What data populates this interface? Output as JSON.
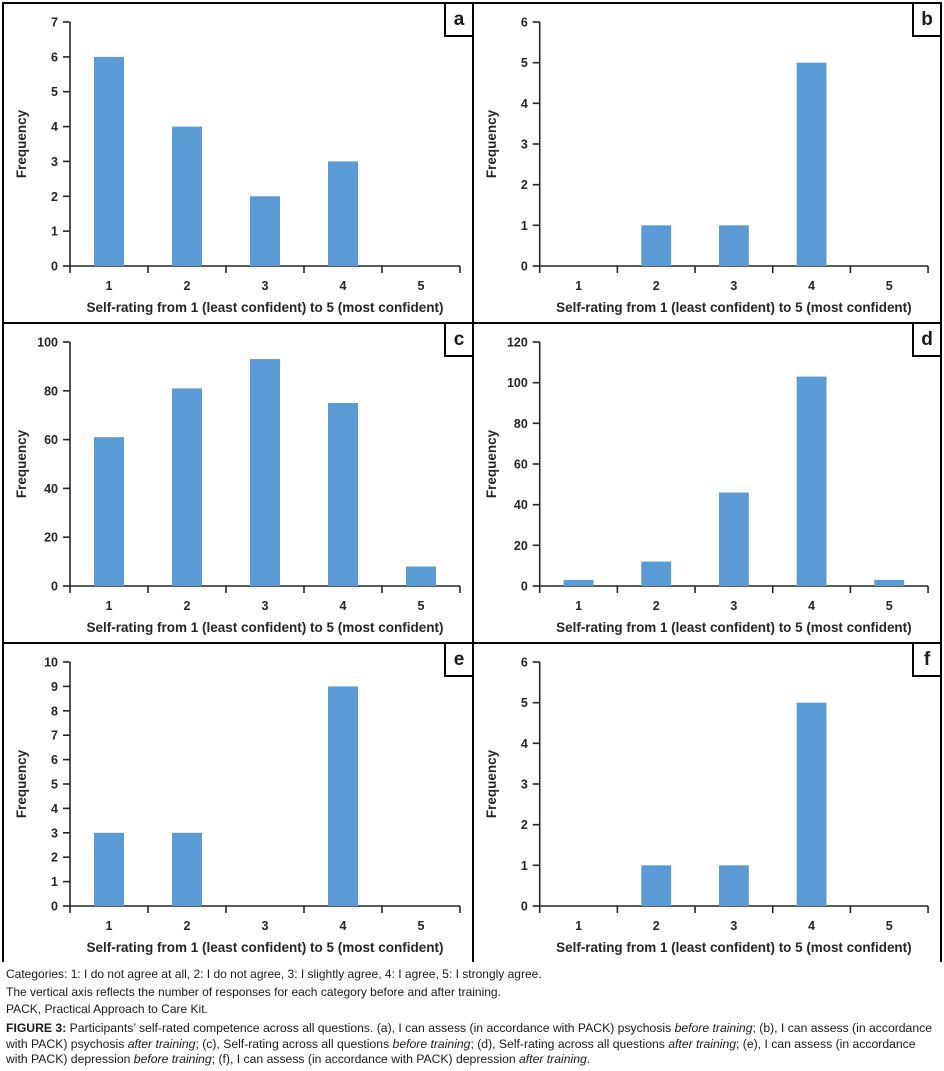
{
  "colors": {
    "bar": "#5B9BD5",
    "border": "#000000",
    "text": "#262626"
  },
  "chart_data": [
    {
      "panel": "a",
      "type": "bar",
      "categories": [
        "1",
        "2",
        "3",
        "4",
        "5"
      ],
      "values": [
        6,
        4,
        2,
        3,
        0
      ],
      "title": "",
      "xlabel": "Self-rating from 1 (least confident) to 5 (most confident)",
      "ylabel": "Frequency",
      "ylim": [
        0,
        7
      ],
      "ytick_step": 1,
      "grid": false,
      "legend": "none"
    },
    {
      "panel": "b",
      "type": "bar",
      "categories": [
        "1",
        "2",
        "3",
        "4",
        "5"
      ],
      "values": [
        0,
        1,
        1,
        5,
        0
      ],
      "title": "",
      "xlabel": "Self-rating from 1 (least confident) to 5 (most confident)",
      "ylabel": "Frequency",
      "ylim": [
        0,
        6
      ],
      "ytick_step": 1,
      "grid": false,
      "legend": "none"
    },
    {
      "panel": "c",
      "type": "bar",
      "categories": [
        "1",
        "2",
        "3",
        "4",
        "5"
      ],
      "values": [
        61,
        81,
        93,
        75,
        8
      ],
      "title": "",
      "xlabel": "Self-rating from 1 (least confident) to 5 (most confident)",
      "ylabel": "Frequency",
      "ylim": [
        0,
        100
      ],
      "ytick_step": 20,
      "grid": false,
      "legend": "none"
    },
    {
      "panel": "d",
      "type": "bar",
      "categories": [
        "1",
        "2",
        "3",
        "4",
        "5"
      ],
      "values": [
        3,
        12,
        46,
        103,
        3
      ],
      "title": "",
      "xlabel": "Self-rating from 1 (least confident) to 5 (most confident)",
      "ylabel": "Frequency",
      "ylim": [
        0,
        120
      ],
      "ytick_step": 20,
      "grid": false,
      "legend": "none"
    },
    {
      "panel": "e",
      "type": "bar",
      "categories": [
        "1",
        "2",
        "3",
        "4",
        "5"
      ],
      "values": [
        3,
        3,
        0,
        9,
        0
      ],
      "title": "",
      "xlabel": "Self-rating from 1 (least confident) to 5 (most confident)",
      "ylabel": "Frequency",
      "ylim": [
        0,
        10
      ],
      "ytick_step": 1,
      "grid": false,
      "legend": "none"
    },
    {
      "panel": "f",
      "type": "bar",
      "categories": [
        "1",
        "2",
        "3",
        "4",
        "5"
      ],
      "values": [
        0,
        1,
        1,
        5,
        0
      ],
      "title": "",
      "xlabel": "Self-rating from 1 (least confident) to 5 (most confident)",
      "ylabel": "Frequency",
      "ylim": [
        0,
        6
      ],
      "ytick_step": 1,
      "grid": false,
      "legend": "none"
    }
  ],
  "notes": {
    "categories": "Categories: 1: I do not agree at all, 2: I do not agree, 3: I slightly agree, 4: I agree, 5: I strongly agree.",
    "vertical_axis": "The vertical axis reflects the number of responses for each category before and after training.",
    "pack": "PACK, Practical Approach to Care Kit."
  },
  "figure_caption": {
    "runs": [
      {
        "t": "FIGURE 3: ",
        "b": true
      },
      {
        "t": "Participants’ self-rated competence across all questions. (a), I can assess (in accordance with PACK) psychosis "
      },
      {
        "t": "before training",
        "i": true
      },
      {
        "t": "; (b), I can assess (in accordance with PACK) psychosis "
      },
      {
        "t": "after training",
        "i": true
      },
      {
        "t": "; (c), Self-rating across all questions "
      },
      {
        "t": "before training",
        "i": true
      },
      {
        "t": "; (d), Self-rating across all questions "
      },
      {
        "t": "after training",
        "i": true
      },
      {
        "t": "; (e), I can assess (in accordance with PACK) depression "
      },
      {
        "t": "before training",
        "i": true
      },
      {
        "t": "; (f), I can assess (in accordance with PACK) depression "
      },
      {
        "t": "after training",
        "i": true
      },
      {
        "t": "."
      }
    ]
  }
}
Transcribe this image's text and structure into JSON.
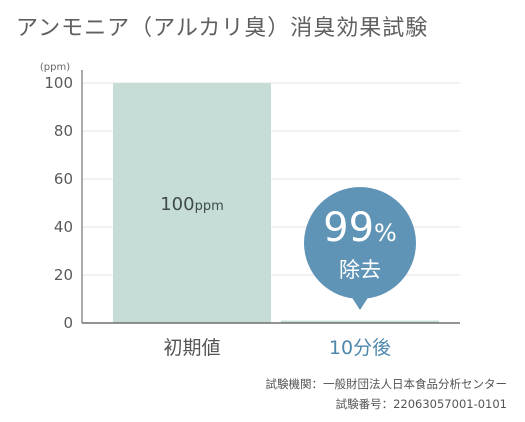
{
  "title": "アンモニア（アルカリ臭）消臭効果試験",
  "chart_data": {
    "type": "bar",
    "title": "アンモニア（アルカリ臭）消臭効果試験",
    "ylabel": "(ppm)",
    "xlabel": "",
    "categories": [
      "初期値",
      "10分後"
    ],
    "values": [
      100,
      1
    ],
    "ylim": [
      0,
      100
    ],
    "yticks": [
      0,
      20,
      40,
      60,
      80,
      100
    ],
    "bar_labels": [
      {
        "number": "100",
        "unit": "ppm"
      },
      null
    ],
    "callout": {
      "big": "99",
      "pct": "%",
      "small": "除去"
    },
    "grid": true,
    "colors": {
      "bar": "#c6ddd7",
      "bubble": "#5f94b6",
      "category_initial": "#555555",
      "category_after": "#4f88ad",
      "grid": "#e3e3e3",
      "axis": "#555555"
    }
  },
  "footnote": {
    "line1": "試験機関：一般財団法人日本食品分析センター",
    "line2": "試験番号：22063057001-0101"
  }
}
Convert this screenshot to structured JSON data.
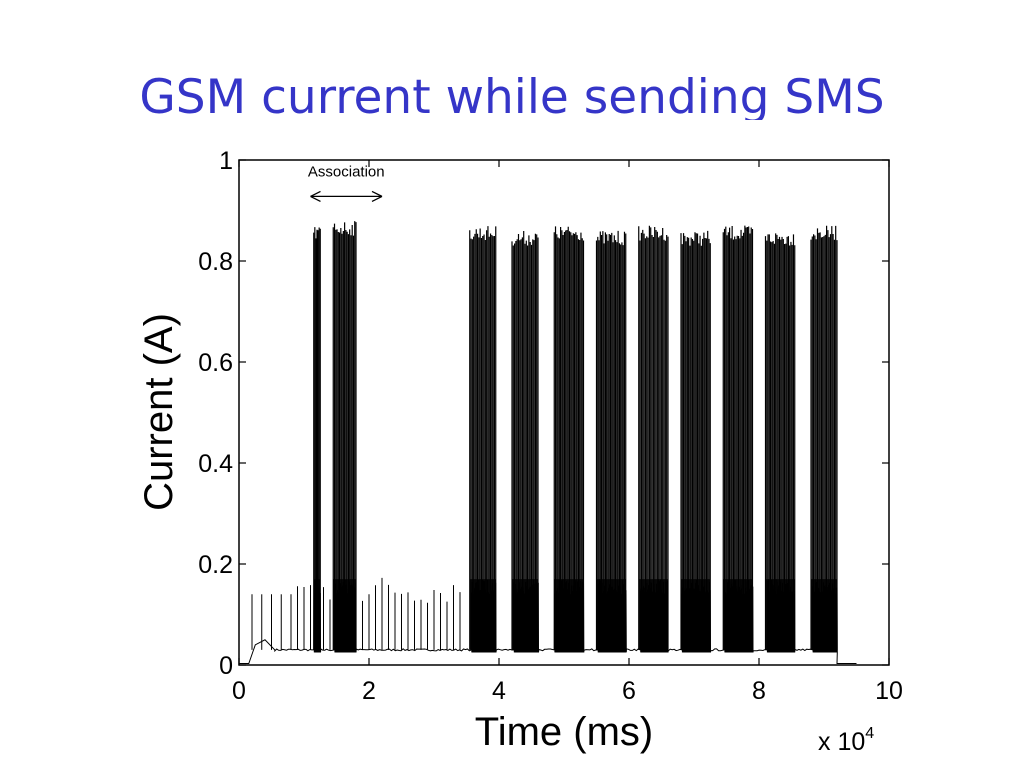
{
  "slide": {
    "title": "GSM current while sending SMS"
  },
  "chart_data": {
    "type": "line",
    "xlabel": "Time (ms)",
    "ylabel": "Current (A)",
    "x_multiplier_label": "x 10",
    "x_multiplier_exponent": "4",
    "xlim": [
      0,
      10
    ],
    "ylim": [
      0,
      1
    ],
    "x_ticks": [
      0,
      2,
      4,
      6,
      8,
      10
    ],
    "x_tick_labels": [
      "0",
      "2",
      "4",
      "6",
      "8",
      "10"
    ],
    "y_ticks": [
      0,
      0.2,
      0.4,
      0.6,
      0.8,
      1
    ],
    "y_tick_labels": [
      "0",
      "0.2",
      "0.4",
      "0.6",
      "0.8",
      "1"
    ],
    "grid": false,
    "annotation": {
      "text": "Association",
      "x_start": 1.1,
      "x_end": 2.2,
      "y": 0.92
    },
    "series": [
      {
        "values_note_baseline": 0.03,
        "idle_start": [
          [
            0.0,
            0.003
          ],
          [
            0.15,
            0.003
          ],
          [
            0.25,
            0.04
          ],
          [
            0.4,
            0.05
          ],
          [
            0.55,
            0.03
          ]
        ],
        "burst_groups": [
          {
            "x_start": 1.15,
            "x_end": 1.25,
            "peak": 0.87
          },
          {
            "x_start": 1.45,
            "x_end": 1.8,
            "peak": 0.88
          },
          {
            "x_start": 3.55,
            "x_end": 3.95,
            "peak": 0.87
          },
          {
            "x_start": 4.2,
            "x_end": 4.6,
            "peak": 0.86
          },
          {
            "x_start": 4.85,
            "x_end": 5.3,
            "peak": 0.87
          },
          {
            "x_start": 5.5,
            "x_end": 5.95,
            "peak": 0.86
          },
          {
            "x_start": 6.15,
            "x_end": 6.6,
            "peak": 0.87
          },
          {
            "x_start": 6.8,
            "x_end": 7.25,
            "peak": 0.86
          },
          {
            "x_start": 7.45,
            "x_end": 7.9,
            "peak": 0.87
          },
          {
            "x_start": 8.1,
            "x_end": 8.55,
            "peak": 0.86
          },
          {
            "x_start": 8.8,
            "x_end": 9.2,
            "peak": 0.87
          }
        ],
        "tail": [
          [
            9.2,
            0.003
          ],
          [
            9.5,
            0.003
          ]
        ]
      }
    ]
  }
}
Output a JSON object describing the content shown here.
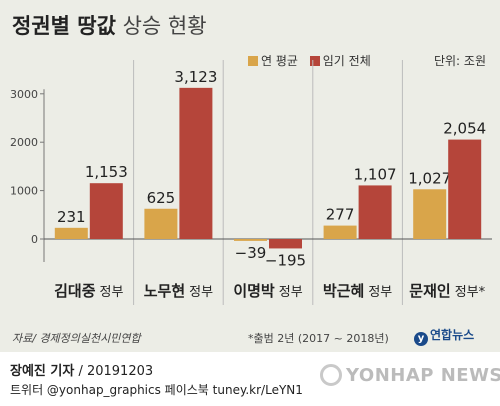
{
  "header": {
    "title_bold": "정권별 땅값",
    "title_light": "상승 현황",
    "legend": [
      {
        "label": "연 평균",
        "color": "#d9a54a"
      },
      {
        "label": "임기 전체",
        "color": "#b5453a"
      }
    ],
    "unit": "단위: 조원"
  },
  "chart_data": {
    "type": "bar",
    "categories": [
      {
        "name": "김대중",
        "suffix": "정부"
      },
      {
        "name": "노무현",
        "suffix": "정부"
      },
      {
        "name": "이명박",
        "suffix": "정부"
      },
      {
        "name": "박근혜",
        "suffix": "정부"
      },
      {
        "name": "문재인",
        "suffix": "정부*"
      }
    ],
    "series": [
      {
        "name": "연 평균",
        "color": "#d9a54a",
        "values": [
          231,
          625,
          -39,
          277,
          1027
        ],
        "labels": [
          "231",
          "625",
          "−39",
          "277",
          "1,027"
        ]
      },
      {
        "name": "임기 전체",
        "color": "#b5453a",
        "values": [
          1153,
          3123,
          -195,
          1107,
          2054
        ],
        "labels": [
          "1,153",
          "3,123",
          "−195",
          "1,107",
          "2,054"
        ]
      }
    ],
    "yticks": [
      0,
      1000,
      2000,
      3000
    ],
    "ytick_labels": [
      "0",
      "1000",
      "2000",
      "3000"
    ],
    "ylim": [
      -300,
      3300
    ],
    "grid": false
  },
  "footer": {
    "source": "자료/ 경제정의실천시민연합",
    "note": "*출범 2년 (2017 ~ 2018년)",
    "logo": "연합뉴스",
    "byline_name": "장예진 기자",
    "byline_date": " / 20191203",
    "social": "트위터 @yonhap_graphics  페이스북 tuney.kr/LeYN1",
    "watermark": "YONHAP NEWS"
  }
}
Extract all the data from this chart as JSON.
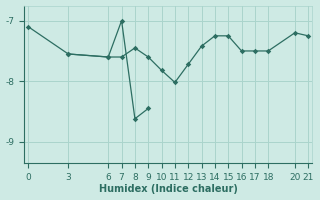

__Problem to solve__:
Read the entries and select each line where the word "assess" is found.

__Exercise output__:
        "t": "Participants’ self-rated competence across all questions. (a), I can assess (in accordance with PACK) psychosis "
        "t": "; (b), I can assess (in accordance with PACK) psychosis "
        "t": "; (e), I can assess (in accordance with PACK) depression "
        "t": "; (f), I can assess (in accordance with PACK) depression "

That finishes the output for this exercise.